PROBLEM:
Check every line below for the string "Presets", and copy the lines that contain it.

[Extracted data entries]
※ ※ ※

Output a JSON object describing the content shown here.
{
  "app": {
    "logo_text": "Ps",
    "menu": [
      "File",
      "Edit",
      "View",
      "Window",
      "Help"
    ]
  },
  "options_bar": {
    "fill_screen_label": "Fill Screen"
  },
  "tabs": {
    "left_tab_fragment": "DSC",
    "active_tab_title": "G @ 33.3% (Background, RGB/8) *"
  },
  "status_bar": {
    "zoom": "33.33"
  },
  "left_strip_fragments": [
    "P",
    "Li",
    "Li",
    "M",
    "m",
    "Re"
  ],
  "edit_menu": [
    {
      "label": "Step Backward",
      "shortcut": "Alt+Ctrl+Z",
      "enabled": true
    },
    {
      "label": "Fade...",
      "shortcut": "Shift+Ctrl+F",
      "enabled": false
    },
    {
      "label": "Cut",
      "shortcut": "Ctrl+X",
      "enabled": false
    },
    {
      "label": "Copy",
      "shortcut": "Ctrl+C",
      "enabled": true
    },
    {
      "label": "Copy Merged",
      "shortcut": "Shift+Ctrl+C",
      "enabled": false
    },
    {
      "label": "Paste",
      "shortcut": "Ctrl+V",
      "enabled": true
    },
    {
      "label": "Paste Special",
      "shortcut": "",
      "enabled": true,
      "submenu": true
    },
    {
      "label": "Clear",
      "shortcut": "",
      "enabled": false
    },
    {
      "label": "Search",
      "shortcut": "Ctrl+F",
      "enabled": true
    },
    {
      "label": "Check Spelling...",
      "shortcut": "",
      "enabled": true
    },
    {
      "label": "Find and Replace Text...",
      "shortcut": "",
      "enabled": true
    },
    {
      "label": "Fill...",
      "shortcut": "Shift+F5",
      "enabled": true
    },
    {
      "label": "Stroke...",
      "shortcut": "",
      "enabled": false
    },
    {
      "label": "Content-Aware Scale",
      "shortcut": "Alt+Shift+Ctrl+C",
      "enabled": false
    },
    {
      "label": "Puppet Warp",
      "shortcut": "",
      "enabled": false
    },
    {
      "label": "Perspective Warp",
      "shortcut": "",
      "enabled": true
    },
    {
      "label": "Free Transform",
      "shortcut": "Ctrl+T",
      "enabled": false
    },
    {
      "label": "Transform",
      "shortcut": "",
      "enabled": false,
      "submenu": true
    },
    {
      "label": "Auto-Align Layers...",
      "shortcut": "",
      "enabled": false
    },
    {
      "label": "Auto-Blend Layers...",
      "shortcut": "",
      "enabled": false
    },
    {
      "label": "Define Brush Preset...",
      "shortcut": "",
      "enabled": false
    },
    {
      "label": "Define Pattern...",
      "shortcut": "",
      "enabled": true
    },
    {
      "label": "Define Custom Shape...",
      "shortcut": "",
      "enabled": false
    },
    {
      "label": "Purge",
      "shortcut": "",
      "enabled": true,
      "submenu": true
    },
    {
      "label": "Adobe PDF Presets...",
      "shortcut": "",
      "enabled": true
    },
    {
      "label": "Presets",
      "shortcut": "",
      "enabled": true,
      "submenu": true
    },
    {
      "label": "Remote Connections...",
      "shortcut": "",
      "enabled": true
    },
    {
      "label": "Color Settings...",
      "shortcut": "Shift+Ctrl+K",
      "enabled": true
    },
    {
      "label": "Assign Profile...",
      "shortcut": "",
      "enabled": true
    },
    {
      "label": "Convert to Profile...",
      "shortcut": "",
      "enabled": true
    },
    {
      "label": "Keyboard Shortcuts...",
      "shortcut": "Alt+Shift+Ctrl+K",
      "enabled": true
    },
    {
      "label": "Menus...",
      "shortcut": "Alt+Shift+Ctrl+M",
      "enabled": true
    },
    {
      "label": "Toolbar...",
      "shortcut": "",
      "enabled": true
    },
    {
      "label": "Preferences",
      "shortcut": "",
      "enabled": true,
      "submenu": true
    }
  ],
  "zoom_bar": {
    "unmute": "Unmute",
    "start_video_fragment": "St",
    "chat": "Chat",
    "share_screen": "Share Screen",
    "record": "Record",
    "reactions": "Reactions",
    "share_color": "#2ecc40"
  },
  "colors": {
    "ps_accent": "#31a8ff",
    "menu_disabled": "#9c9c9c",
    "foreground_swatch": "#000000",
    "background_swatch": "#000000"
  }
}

※ ※ ※

OUTPUT:
      "label": "Adobe PDF Presets...",
      "label": "Presets",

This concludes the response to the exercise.